Aim of the task:
Go through the data below and gather each line containing "percentage".

Begin Data section

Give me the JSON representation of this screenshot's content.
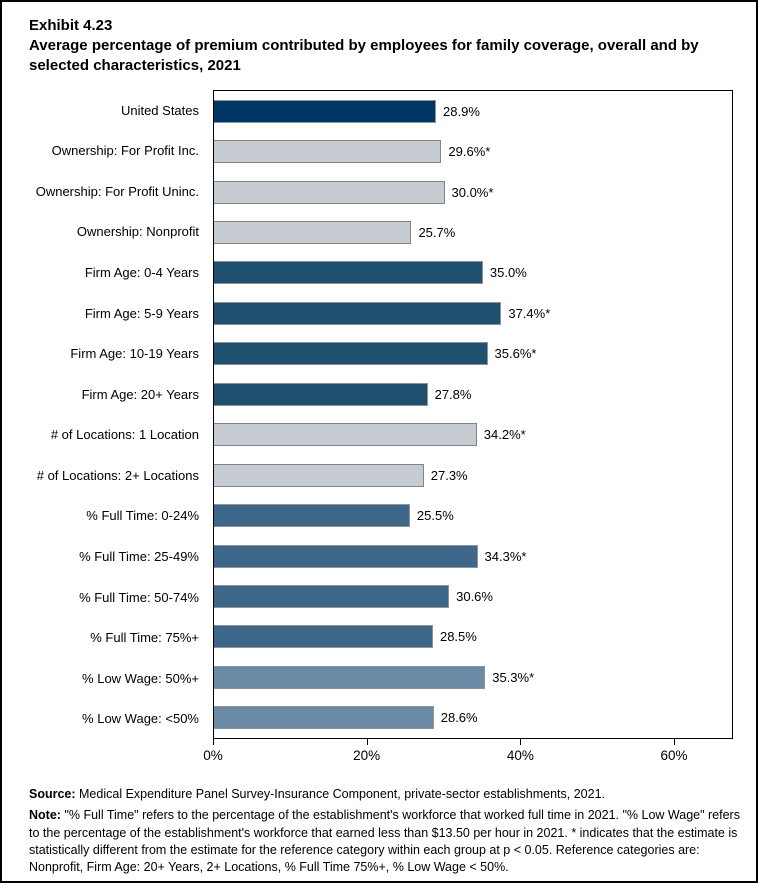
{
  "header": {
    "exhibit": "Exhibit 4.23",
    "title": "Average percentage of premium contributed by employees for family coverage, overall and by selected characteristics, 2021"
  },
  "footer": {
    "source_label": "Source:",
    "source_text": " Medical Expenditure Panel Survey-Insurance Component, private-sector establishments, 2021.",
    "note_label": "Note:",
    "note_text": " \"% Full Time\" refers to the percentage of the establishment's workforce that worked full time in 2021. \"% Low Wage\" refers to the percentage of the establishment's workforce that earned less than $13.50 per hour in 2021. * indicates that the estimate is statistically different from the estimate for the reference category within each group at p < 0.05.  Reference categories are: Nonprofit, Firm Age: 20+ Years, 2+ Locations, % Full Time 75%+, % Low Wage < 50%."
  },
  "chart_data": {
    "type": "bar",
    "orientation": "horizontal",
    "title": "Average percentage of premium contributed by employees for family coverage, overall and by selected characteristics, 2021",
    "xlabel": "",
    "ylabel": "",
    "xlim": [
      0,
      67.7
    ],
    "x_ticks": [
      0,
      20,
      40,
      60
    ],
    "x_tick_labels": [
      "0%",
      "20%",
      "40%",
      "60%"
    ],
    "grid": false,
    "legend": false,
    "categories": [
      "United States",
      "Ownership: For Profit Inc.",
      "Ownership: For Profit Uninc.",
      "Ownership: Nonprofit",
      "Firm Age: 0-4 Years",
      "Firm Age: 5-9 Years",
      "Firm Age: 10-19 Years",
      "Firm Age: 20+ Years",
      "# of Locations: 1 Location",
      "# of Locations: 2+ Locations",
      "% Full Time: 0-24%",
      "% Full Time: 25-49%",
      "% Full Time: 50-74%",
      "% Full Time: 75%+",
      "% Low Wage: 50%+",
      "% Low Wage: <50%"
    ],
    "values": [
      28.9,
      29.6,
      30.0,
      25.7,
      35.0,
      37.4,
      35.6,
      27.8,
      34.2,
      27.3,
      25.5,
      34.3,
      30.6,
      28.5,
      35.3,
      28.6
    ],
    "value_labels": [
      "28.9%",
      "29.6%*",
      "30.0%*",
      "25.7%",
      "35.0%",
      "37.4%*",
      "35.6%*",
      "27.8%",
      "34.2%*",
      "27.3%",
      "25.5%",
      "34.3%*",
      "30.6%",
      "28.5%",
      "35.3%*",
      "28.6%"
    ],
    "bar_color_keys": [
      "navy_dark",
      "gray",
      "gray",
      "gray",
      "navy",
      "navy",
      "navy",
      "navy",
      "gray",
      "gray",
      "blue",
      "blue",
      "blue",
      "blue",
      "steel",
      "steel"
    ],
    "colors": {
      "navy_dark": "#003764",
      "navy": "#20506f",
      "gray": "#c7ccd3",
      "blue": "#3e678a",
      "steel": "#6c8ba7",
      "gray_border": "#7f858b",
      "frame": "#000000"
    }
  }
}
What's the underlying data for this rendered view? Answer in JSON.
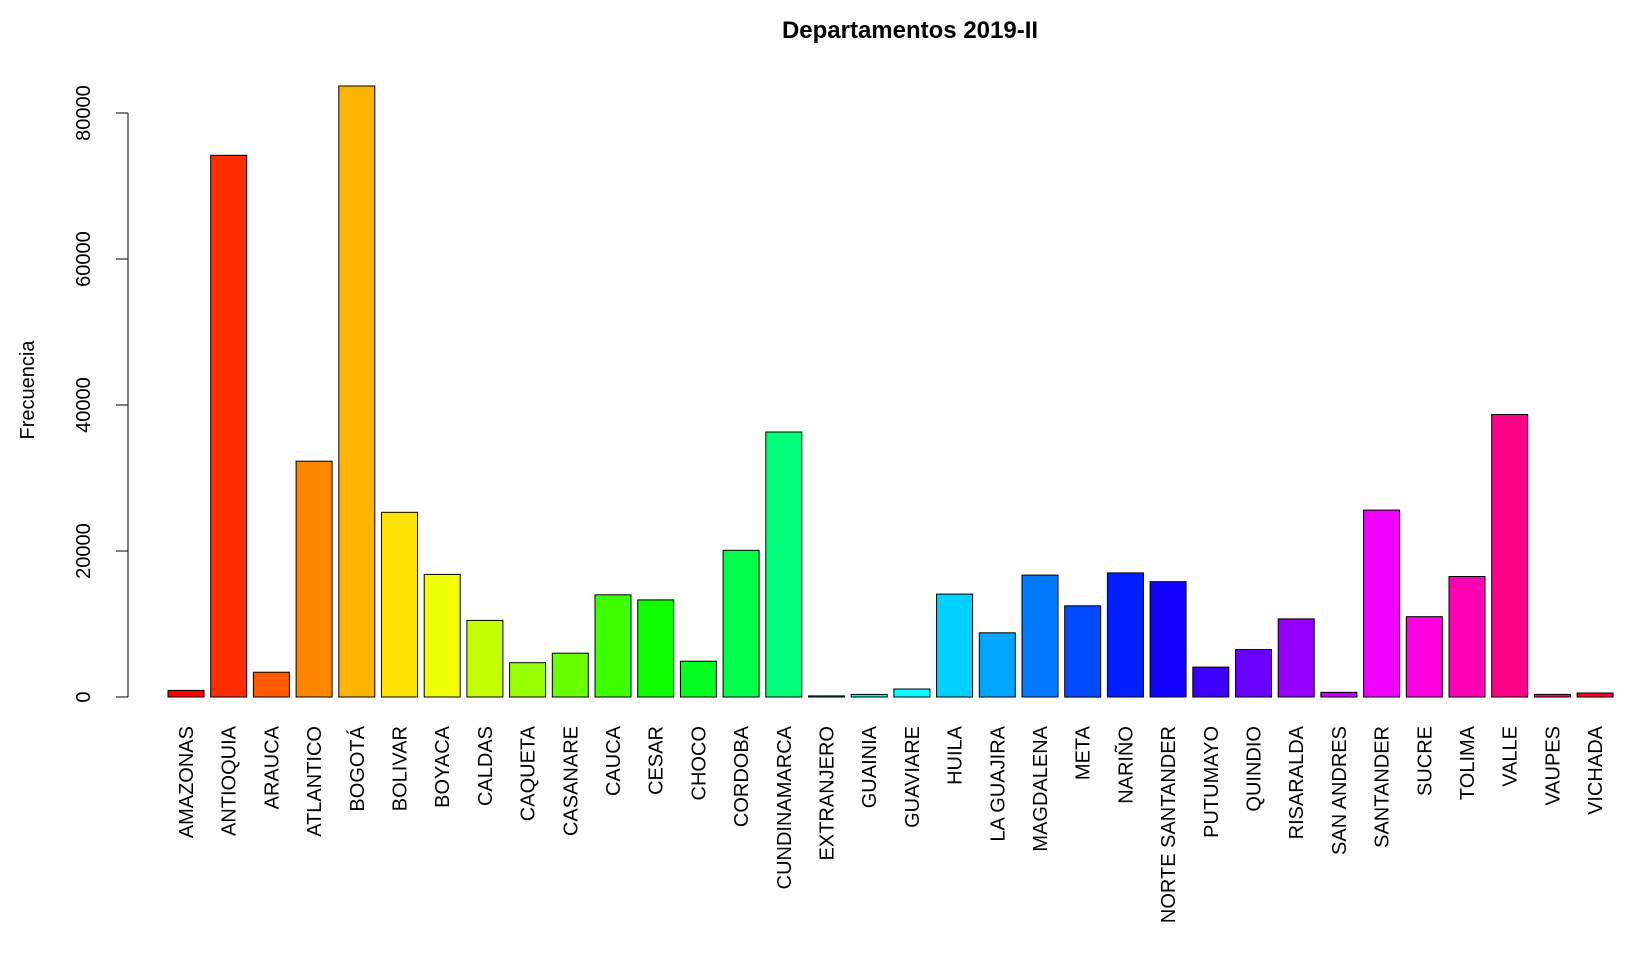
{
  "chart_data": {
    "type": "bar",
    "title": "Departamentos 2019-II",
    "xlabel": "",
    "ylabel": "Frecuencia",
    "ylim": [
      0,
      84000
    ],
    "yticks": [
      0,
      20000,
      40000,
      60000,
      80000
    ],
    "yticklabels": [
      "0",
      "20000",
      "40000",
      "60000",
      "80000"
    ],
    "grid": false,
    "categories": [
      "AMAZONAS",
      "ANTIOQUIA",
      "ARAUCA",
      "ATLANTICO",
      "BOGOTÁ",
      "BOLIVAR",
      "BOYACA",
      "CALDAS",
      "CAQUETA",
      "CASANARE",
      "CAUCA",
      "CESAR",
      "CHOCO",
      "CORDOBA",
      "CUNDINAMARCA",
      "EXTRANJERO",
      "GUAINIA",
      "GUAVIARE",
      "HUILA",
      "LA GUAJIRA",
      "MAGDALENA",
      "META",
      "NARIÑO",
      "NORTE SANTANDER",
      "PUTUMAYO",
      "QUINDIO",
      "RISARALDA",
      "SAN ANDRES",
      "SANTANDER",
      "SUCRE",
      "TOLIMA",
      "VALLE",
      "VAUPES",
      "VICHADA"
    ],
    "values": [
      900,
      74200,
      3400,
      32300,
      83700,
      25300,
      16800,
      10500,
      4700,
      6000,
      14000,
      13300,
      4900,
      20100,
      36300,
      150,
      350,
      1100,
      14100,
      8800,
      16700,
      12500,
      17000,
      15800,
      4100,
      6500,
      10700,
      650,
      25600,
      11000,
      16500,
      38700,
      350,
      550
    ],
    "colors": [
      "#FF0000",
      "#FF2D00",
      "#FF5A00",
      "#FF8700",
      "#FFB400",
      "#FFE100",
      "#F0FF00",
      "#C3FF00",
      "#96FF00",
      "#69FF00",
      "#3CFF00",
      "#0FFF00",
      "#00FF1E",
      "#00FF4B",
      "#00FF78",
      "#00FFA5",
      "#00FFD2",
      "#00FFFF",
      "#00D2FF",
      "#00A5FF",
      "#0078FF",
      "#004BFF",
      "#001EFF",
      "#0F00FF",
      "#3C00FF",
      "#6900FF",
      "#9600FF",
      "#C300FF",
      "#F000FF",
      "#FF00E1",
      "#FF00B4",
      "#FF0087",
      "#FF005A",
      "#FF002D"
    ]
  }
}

End Data section
Begin Data section

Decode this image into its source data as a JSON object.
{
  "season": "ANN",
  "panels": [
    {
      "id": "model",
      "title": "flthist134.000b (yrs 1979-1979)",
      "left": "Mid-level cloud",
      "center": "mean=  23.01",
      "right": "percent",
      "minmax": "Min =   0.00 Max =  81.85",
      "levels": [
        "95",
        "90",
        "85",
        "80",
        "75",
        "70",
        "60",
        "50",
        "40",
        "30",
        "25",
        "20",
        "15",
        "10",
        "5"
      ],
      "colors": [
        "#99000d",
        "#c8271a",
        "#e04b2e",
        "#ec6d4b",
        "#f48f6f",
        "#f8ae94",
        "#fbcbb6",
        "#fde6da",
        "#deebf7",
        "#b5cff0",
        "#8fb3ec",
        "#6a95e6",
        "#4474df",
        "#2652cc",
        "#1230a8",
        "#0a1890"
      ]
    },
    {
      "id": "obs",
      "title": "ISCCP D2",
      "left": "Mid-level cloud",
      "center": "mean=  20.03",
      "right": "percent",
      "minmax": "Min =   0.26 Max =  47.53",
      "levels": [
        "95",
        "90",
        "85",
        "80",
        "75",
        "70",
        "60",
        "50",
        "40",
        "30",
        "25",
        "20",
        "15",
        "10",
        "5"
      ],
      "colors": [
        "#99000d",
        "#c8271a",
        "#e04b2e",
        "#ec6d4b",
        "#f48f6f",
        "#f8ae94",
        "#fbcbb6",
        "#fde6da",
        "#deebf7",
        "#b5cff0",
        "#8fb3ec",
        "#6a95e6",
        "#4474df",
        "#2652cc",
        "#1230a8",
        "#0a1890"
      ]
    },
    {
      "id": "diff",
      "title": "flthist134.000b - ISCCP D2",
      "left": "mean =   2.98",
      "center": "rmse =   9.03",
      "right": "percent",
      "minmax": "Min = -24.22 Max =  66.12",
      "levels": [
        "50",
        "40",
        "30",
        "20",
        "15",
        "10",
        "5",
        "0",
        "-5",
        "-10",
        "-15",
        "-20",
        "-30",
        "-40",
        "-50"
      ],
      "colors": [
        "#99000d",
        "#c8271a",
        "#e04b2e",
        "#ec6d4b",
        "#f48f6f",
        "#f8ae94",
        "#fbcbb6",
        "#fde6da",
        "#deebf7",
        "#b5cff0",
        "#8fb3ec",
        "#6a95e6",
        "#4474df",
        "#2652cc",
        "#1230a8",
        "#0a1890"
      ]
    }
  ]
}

End Data section

Response:
    "title": "Average percentage of premium contributed by employees for family coverage, overall and by selected characteristics, 2021"
    "note_text": " \"% Full Time\" refers to the percentage of the establishment's workforce that worked full time in 2021. \"% Low Wage\" refers to the percentage of the establishment's workforce that earned less than $13.50 per hour in 2021. * indicates that the estimate is statistically different from the estimate for the reference category within each group at p < 0.05.  Reference categories are: Nonprofit, Firm Age: 20+ Years, 2+ Locations, % Full Time 75%+, % Low Wage < 50%."
    "title": "Average percentage of premium contributed by employees for family coverage, overall and by selected characteristics, 2021",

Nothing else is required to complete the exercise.